Records from a collection of figures
───

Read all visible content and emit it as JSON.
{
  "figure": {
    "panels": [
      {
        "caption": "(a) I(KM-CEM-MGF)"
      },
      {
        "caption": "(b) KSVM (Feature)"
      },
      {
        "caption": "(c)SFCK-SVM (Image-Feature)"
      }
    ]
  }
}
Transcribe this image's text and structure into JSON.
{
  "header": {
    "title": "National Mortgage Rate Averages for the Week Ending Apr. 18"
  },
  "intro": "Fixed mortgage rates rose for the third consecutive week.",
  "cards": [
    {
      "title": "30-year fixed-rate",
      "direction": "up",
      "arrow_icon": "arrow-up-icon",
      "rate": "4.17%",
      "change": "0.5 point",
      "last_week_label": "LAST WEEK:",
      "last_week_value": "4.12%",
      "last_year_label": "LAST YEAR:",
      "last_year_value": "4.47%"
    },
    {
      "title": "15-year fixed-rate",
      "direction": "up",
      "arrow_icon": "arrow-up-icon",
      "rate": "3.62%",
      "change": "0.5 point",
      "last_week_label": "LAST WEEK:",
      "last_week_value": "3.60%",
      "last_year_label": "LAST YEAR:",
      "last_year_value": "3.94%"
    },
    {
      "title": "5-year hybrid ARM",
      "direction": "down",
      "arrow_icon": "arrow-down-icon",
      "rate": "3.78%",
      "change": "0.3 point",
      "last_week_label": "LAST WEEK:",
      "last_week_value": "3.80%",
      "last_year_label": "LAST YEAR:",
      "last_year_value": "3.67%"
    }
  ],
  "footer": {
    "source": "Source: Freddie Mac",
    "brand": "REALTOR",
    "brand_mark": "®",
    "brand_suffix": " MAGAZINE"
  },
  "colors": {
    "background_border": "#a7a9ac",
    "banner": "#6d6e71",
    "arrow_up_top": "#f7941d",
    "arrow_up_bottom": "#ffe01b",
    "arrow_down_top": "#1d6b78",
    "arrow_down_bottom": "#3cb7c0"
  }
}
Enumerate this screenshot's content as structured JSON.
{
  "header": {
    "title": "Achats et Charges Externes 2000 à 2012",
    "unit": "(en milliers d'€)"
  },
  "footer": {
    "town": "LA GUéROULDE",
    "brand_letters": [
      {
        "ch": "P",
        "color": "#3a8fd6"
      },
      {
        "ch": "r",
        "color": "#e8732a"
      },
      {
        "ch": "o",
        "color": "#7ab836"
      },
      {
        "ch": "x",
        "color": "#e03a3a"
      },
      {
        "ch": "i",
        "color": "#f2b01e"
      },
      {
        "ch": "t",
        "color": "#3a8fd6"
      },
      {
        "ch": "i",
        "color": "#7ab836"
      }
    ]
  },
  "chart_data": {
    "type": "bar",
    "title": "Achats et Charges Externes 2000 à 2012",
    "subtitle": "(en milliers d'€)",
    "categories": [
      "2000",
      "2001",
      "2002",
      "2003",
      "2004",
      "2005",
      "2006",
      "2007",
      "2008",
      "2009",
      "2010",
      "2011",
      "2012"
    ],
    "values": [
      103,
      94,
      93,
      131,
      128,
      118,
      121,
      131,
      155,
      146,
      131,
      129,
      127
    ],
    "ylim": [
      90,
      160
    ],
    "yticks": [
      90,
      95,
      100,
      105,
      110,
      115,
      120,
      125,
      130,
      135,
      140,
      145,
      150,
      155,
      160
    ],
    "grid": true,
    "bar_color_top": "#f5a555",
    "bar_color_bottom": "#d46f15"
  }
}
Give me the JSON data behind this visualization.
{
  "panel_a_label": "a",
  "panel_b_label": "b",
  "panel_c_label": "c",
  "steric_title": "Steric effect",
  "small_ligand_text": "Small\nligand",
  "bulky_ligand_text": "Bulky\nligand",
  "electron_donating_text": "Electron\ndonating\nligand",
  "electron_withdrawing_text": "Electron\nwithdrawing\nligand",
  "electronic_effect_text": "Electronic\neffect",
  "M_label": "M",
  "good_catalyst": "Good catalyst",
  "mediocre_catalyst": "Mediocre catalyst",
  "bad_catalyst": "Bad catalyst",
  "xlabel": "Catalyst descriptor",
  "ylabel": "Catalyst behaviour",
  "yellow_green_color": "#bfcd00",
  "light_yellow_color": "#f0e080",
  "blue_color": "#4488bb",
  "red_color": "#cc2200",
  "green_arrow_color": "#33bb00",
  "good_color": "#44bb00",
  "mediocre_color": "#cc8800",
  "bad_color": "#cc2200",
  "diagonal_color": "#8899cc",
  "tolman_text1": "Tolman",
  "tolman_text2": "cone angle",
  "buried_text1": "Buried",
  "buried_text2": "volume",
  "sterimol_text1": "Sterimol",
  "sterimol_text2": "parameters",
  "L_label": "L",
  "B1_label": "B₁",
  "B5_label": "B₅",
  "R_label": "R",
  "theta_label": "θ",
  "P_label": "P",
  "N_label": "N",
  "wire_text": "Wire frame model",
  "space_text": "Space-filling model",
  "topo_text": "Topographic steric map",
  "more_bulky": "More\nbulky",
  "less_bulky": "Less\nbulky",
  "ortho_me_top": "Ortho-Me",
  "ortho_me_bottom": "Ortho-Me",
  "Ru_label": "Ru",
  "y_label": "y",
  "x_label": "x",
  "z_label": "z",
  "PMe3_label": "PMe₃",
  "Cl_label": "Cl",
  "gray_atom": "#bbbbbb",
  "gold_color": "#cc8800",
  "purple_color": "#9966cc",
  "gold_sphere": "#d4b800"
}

───

* [What is asked] Repeat all of the records above exactly as written.

* [Solution to this problem]
Read all visible content and emit it as JSON.
{
  "figure": {
    "panels": [
      {
        "caption": "(a) I(KM-CEM-MGF)"
      },
      {
        "caption": "(b) KSVM (Feature)"
      },
      {
        "caption": "(c)SFCK-SVM (Image-Feature)"
      }
    ]
  }
}
Transcribe this image's text and structure into JSON.
{
  "header": {
    "title": "National Mortgage Rate Averages for the Week Ending Apr. 18"
  },
  "intro": "Fixed mortgage rates rose for the third consecutive week.",
  "cards": [
    {
      "title": "30-year fixed-rate",
      "direction": "up",
      "arrow_icon": "arrow-up-icon",
      "rate": "4.17%",
      "change": "0.5 point",
      "last_week_label": "LAST WEEK:",
      "last_week_value": "4.12%",
      "last_year_label": "LAST YEAR:",
      "last_year_value": "4.47%"
    },
    {
      "title": "15-year fixed-rate",
      "direction": "up",
      "arrow_icon": "arrow-up-icon",
      "rate": "3.62%",
      "change": "0.5 point",
      "last_week_label": "LAST WEEK:",
      "last_week_value": "3.60%",
      "last_year_label": "LAST YEAR:",
      "last_year_value": "3.94%"
    },
    {
      "title": "5-year hybrid ARM",
      "direction": "down",
      "arrow_icon": "arrow-down-icon",
      "rate": "3.78%",
      "change": "0.3 point",
      "last_week_label": "LAST WEEK:",
      "last_week_value": "3.80%",
      "last_year_label": "LAST YEAR:",
      "last_year_value": "3.67%"
    }
  ],
  "footer": {
    "source": "Source: Freddie Mac",
    "brand": "REALTOR",
    "brand_mark": "®",
    "brand_suffix": " MAGAZINE"
  },
  "colors": {
    "background_border": "#a7a9ac",
    "banner": "#6d6e71",
    "arrow_up_top": "#f7941d",
    "arrow_up_bottom": "#ffe01b",
    "arrow_down_top": "#1d6b78",
    "arrow_down_bottom": "#3cb7c0"
  }
}
Enumerate this screenshot's content as structured JSON.
{
  "header": {
    "title": "Achats et Charges Externes 2000 à 2012",
    "unit": "(en milliers d'€)"
  },
  "footer": {
    "town": "LA GUéROULDE",
    "brand_letters": [
      {
        "ch": "P",
        "color": "#3a8fd6"
      },
      {
        "ch": "r",
        "color": "#e8732a"
      },
      {
        "ch": "o",
        "color": "#7ab836"
      },
      {
        "ch": "x",
        "color": "#e03a3a"
      },
      {
        "ch": "i",
        "color": "#f2b01e"
      },
      {
        "ch": "t",
        "color": "#3a8fd6"
      },
      {
        "ch": "i",
        "color": "#7ab836"
      }
    ]
  },
  "chart_data": {
    "type": "bar",
    "title": "Achats et Charges Externes 2000 à 2012",
    "subtitle": "(en milliers d'€)",
    "categories": [
      "2000",
      "2001",
      "2002",
      "2003",
      "2004",
      "2005",
      "2006",
      "2007",
      "2008",
      "2009",
      "2010",
      "2011",
      "2012"
    ],
    "values": [
      103,
      94,
      93,
      131,
      128,
      118,
      121,
      131,
      155,
      146,
      131,
      129,
      127
    ],
    "ylim": [
      90,
      160
    ],
    "yticks": [
      90,
      95,
      100,
      105,
      110,
      115,
      120,
      125,
      130,
      135,
      140,
      145,
      150,
      155,
      160
    ],
    "grid": true,
    "bar_color_top": "#f5a555",
    "bar_color_bottom": "#d46f15"
  }
}
Give me the JSON data behind this visualization.
{
  "panel_a_label": "a",
  "panel_b_label": "b",
  "panel_c_label": "c",
  "steric_title": "Steric effect",
  "small_ligand_text": "Small\nligand",
  "bulky_ligand_text": "Bulky\nligand",
  "electron_donating_text": "Electron\ndonating\nligand",
  "electron_withdrawing_text": "Electron\nwithdrawing\nligand",
  "electronic_effect_text": "Electronic\neffect",
  "M_label": "M",
  "good_catalyst": "Good catalyst",
  "mediocre_catalyst": "Mediocre catalyst",
  "bad_catalyst": "Bad catalyst",
  "xlabel": "Catalyst descriptor",
  "ylabel": "Catalyst behaviour",
  "yellow_green_color": "#bfcd00",
  "light_yellow_color": "#f0e080",
  "blue_color": "#4488bb",
  "red_color": "#cc2200",
  "green_arrow_color": "#33bb00",
  "good_color": "#44bb00",
  "mediocre_color": "#cc8800",
  "bad_color": "#cc2200",
  "diagonal_color": "#8899cc",
  "tolman_text1": "Tolman",
  "tolman_text2": "cone angle",
  "buried_text1": "Buried",
  "buried_text2": "volume",
  "sterimol_text1": "Sterimol",
  "sterimol_text2": "parameters",
  "L_label": "L",
  "B1_label": "B₁",
  "B5_label": "B₅",
  "R_label": "R",
  "theta_label": "θ",
  "P_label": "P",
  "N_label": "N",
  "wire_text": "Wire frame model",
  "space_text": "Space-filling model",
  "topo_text": "Topographic steric map",
  "more_bulky": "More\nbulky",
  "less_bulky": "Less\nbulky",
  "ortho_me_top": "Ortho-Me",
  "ortho_me_bottom": "Ortho-Me",
  "Ru_label": "Ru",
  "y_label": "y",
  "x_label": "x",
  "z_label": "z",
  "PMe3_label": "PMe₃",
  "Cl_label": "Cl",
  "gray_atom": "#bbbbbb",
  "gold_color": "#cc8800",
  "purple_color": "#9966cc",
  "gold_sphere": "#d4b800"
}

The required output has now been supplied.